Every entry below should be transcribed exactly; pictures stay out of the copy.

[Dataset items]
◆ ◆ ◆ ◆ ◆
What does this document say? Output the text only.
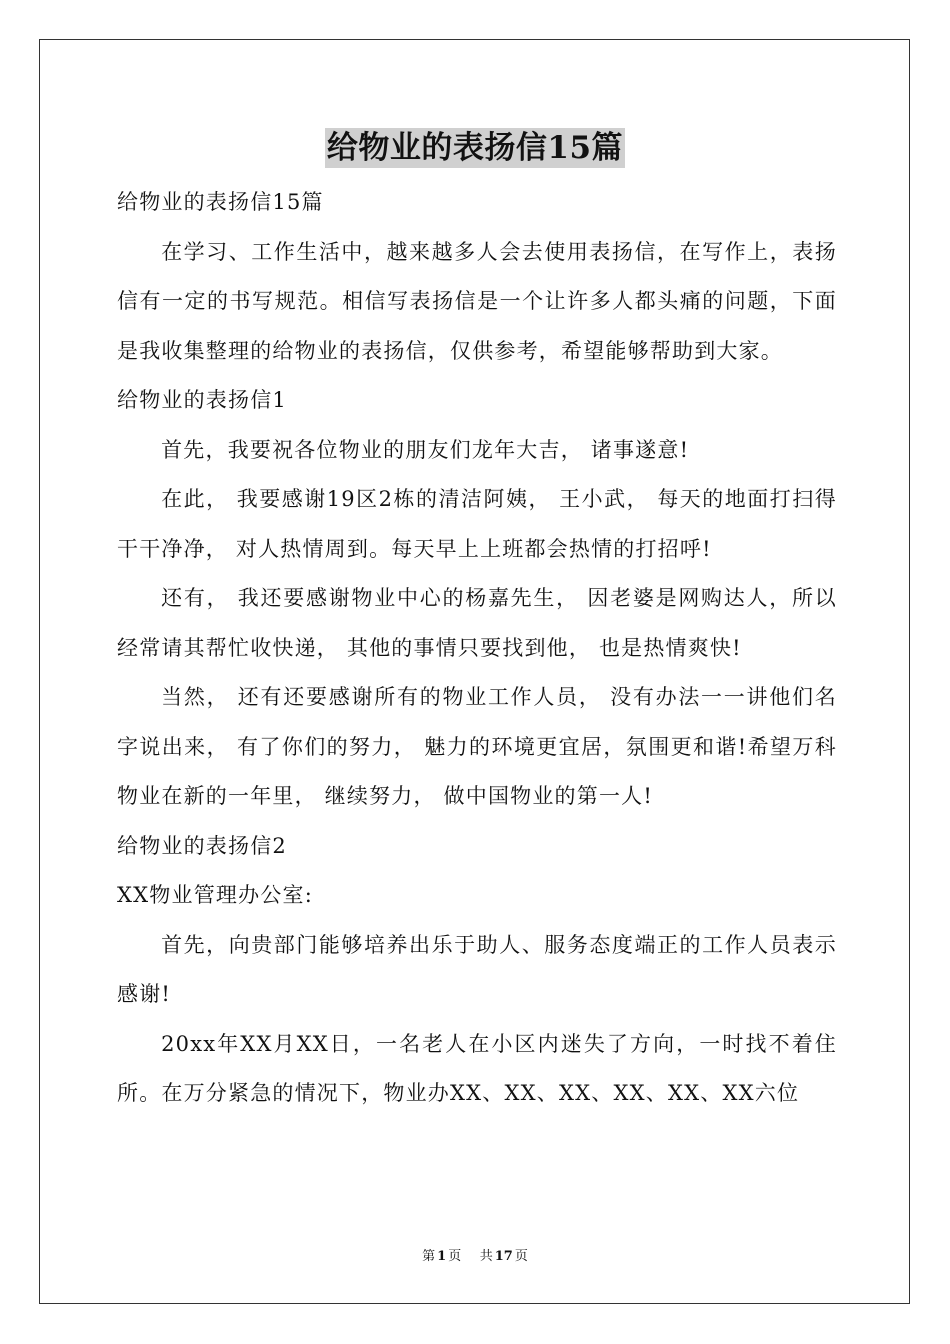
给物业的表扬信15篇

给物业的表扬信15篇

在学习、工作生活中，越来越多人会去使用表扬信，在写作上，表扬信有一定的书写规范。相信写表扬信是一个让许多人都头痛的问题，下面是我收集整理的给物业的表扬信，仅供参考，希望能够帮助到大家。

给物业的表扬信1

首先，我要祝各位物业的朋友们龙年大吉， 诸事遂意!

在此， 我要感谢19区2栋的清洁阿姨， 王小武， 每天的地面打扫得干干净净， 对人热情周到。每天早上上班都会热情的打招呼!

还有， 我还要感谢物业中心的杨嘉先生， 因老婆是网购达人，所以经常请其帮忙收快递， 其他的事情只要找到他， 也是热情爽快!

当然， 还有还要感谢所有的物业工作人员， 没有办法一一讲他们名字说出来， 有了你们的努力， 魅力的环境更宜居，氛围更和谐!希望万科物业在新的一年里， 继续努力， 做中国物业的第一人!

给物业的表扬信2

XX物业管理办公室:

首先，向贵部门能够培养出乐于助人、服务态度端正的工作人员表示感谢!

20xx年XX月XX日，一名老人在小区内迷失了方向，一时找不着住所。在万分紧急的情况下，物业办XX、XX、XX、XX、XX、XX六位

第 1 页 共 17 页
◆ ◆ ◆ ◆ ◆
• EXPECTED ANSWER
What does this document say? Output the text only.
给物业的表扬信15篇

给物业的表扬信15篇

在学习、工作生活中，越来越多人会去使用表扬信，在写作上，表扬信有一定的书写规范。相信写表扬信是一个让许多人都头痛的问题，下面是我收集整理的给物业的表扬信，仅供参考，希望能够帮助到大家。

给物业的表扬信1

首先，我要祝各位物业的朋友们龙年大吉， 诸事遂意!

在此， 我要感谢19区2栋的清洁阿姨， 王小武， 每天的地面打扫得干干净净， 对人热情周到。每天早上上班都会热情的打招呼!

还有， 我还要感谢物业中心的杨嘉先生， 因老婆是网购达人，所以经常请其帮忙收快递， 其他的事情只要找到他， 也是热情爽快!

当然， 还有还要感谢所有的物业工作人员， 没有办法一一讲他们名字说出来， 有了你们的努力， 魅力的环境更宜居，氛围更和谐!希望万科物业在新的一年里， 继续努力， 做中国物业的第一人!

给物业的表扬信2

XX物业管理办公室:

首先，向贵部门能够培养出乐于助人、服务态度端正的工作人员表示感谢!

20xx年XX月XX日，一名老人在小区内迷失了方向，一时找不着住所。在万分紧急的情况下，物业办XX、XX、XX、XX、XX、XX六位

第 1 页 共 17 页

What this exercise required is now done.